#### Instructions to follow
Leave out the pictures and repeat everything else in the records exactly.

#### Entries provided

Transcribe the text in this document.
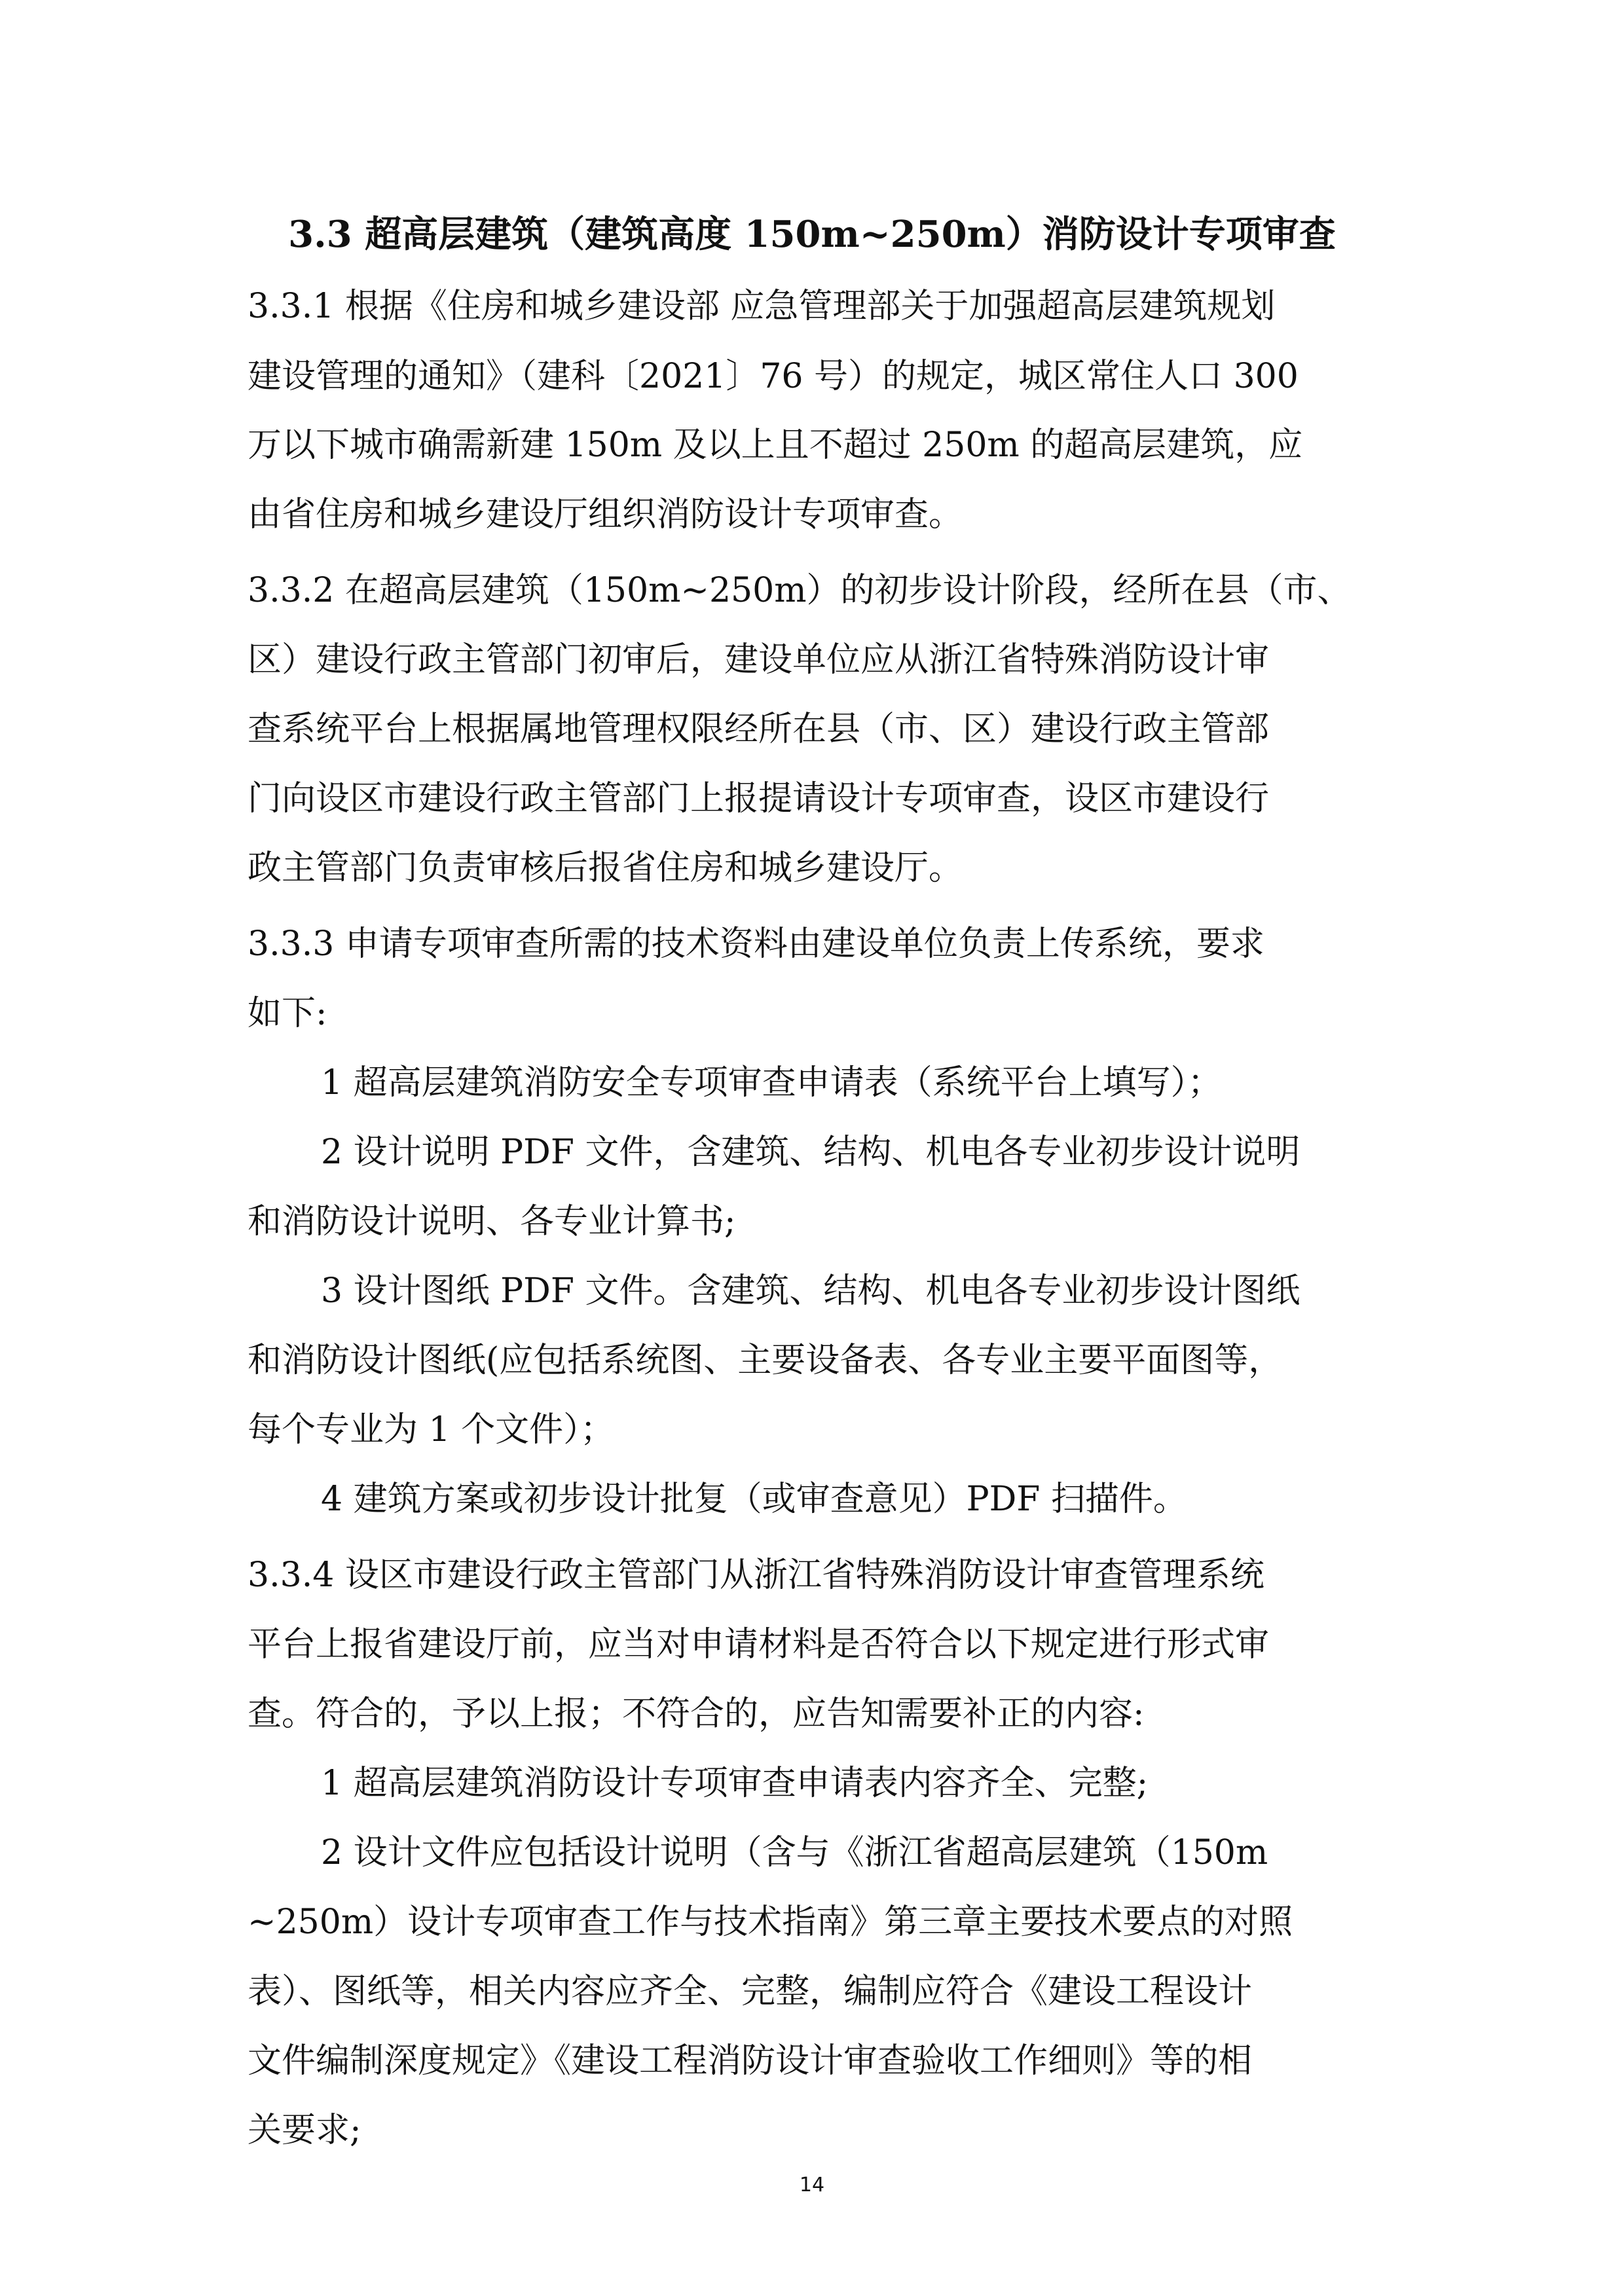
3.3 超高层建筑（建筑高度 150m~250m）消防设计专项审查

3.3.1 根据《住房和城乡建设部 应急管理部关于加强超高层建筑规划

建设管理的通知》（建科〔2021〕76 号）的规定，城区常住人口 300

万以下城市确需新建 150m 及以上且不超过 250m 的超高层建筑，应

由省住房和城乡建设厅组织消防设计专项审查。

3.3.2 在超高层建筑（150m~250m）的初步设计阶段，经所在县（市、

区）建设行政主管部门初审后，建设单位应从浙江省特殊消防设计审

查系统平台上根据属地管理权限经所在县（市、区）建设行政主管部

门向设区市建设行政主管部门上报提请设计专项审查，设区市建设行

政主管部门负责审核后报省住房和城乡建设厅。

3.3.3 申请专项审查所需的技术资料由建设单位负责上传系统，要求

如下:

1 超高层建筑消防安全专项审查申请表（系统平台上填写）；

2 设计说明 PDF 文件，含建筑、结构、机电各专业初步设计说明

和消防设计说明、各专业计算书;

3 设计图纸 PDF 文件。含建筑、结构、机电各专业初步设计图纸

和消防设计图纸(应包括系统图、主要设备表、各专业主要平面图等，

每个专业为 1 个文件）；

4 建筑方案或初步设计批复（或审查意见）PDF 扫描件。

3.3.4 设区市建设行政主管部门从浙江省特殊消防设计审查管理系统

平台上报省建设厅前，应当对申请材料是否符合以下规定进行形式审

查。符合的，予以上报；不符合的，应告知需要补正的内容:

1 超高层建筑消防设计专项审查申请表内容齐全、完整;

2 设计文件应包括设计说明（含与《浙江省超高层建筑（150m

~250m）设计专项审查工作与技术指南》第三章主要技术要点的对照

表）、图纸等，相关内容应齐全、完整，编制应符合《建设工程设计

文件编制深度规定》《建设工程消防设计审查验收工作细则》等的相

关要求;

14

#### Answer to the task
Transcribe the text in this document.
3.3 超高层建筑（建筑高度 150m~250m）消防设计专项审查

3.3.1 根据《住房和城乡建设部 应急管理部关于加强超高层建筑规划

建设管理的通知》（建科〔2021〕76 号）的规定，城区常住人口 300

万以下城市确需新建 150m 及以上且不超过 250m 的超高层建筑，应

由省住房和城乡建设厅组织消防设计专项审查。

3.3.2 在超高层建筑（150m~250m）的初步设计阶段，经所在县（市、

区）建设行政主管部门初审后，建设单位应从浙江省特殊消防设计审

查系统平台上根据属地管理权限经所在县（市、区）建设行政主管部

门向设区市建设行政主管部门上报提请设计专项审查，设区市建设行

政主管部门负责审核后报省住房和城乡建设厅。

3.3.3 申请专项审查所需的技术资料由建设单位负责上传系统，要求

如下:

1 超高层建筑消防安全专项审查申请表（系统平台上填写）；

2 设计说明 PDF 文件，含建筑、结构、机电各专业初步设计说明

和消防设计说明、各专业计算书;

3 设计图纸 PDF 文件。含建筑、结构、机电各专业初步设计图纸

和消防设计图纸(应包括系统图、主要设备表、各专业主要平面图等，

每个专业为 1 个文件）；

4 建筑方案或初步设计批复（或审查意见）PDF 扫描件。

3.3.4 设区市建设行政主管部门从浙江省特殊消防设计审查管理系统

平台上报省建设厅前，应当对申请材料是否符合以下规定进行形式审

查。符合的，予以上报；不符合的，应告知需要补正的内容:

1 超高层建筑消防设计专项审查申请表内容齐全、完整;

2 设计文件应包括设计说明（含与《浙江省超高层建筑（150m

~250m）设计专项审查工作与技术指南》第三章主要技术要点的对照

表）、图纸等，相关内容应齐全、完整，编制应符合《建设工程设计

文件编制深度规定》《建设工程消防设计审查验收工作细则》等的相

关要求;

14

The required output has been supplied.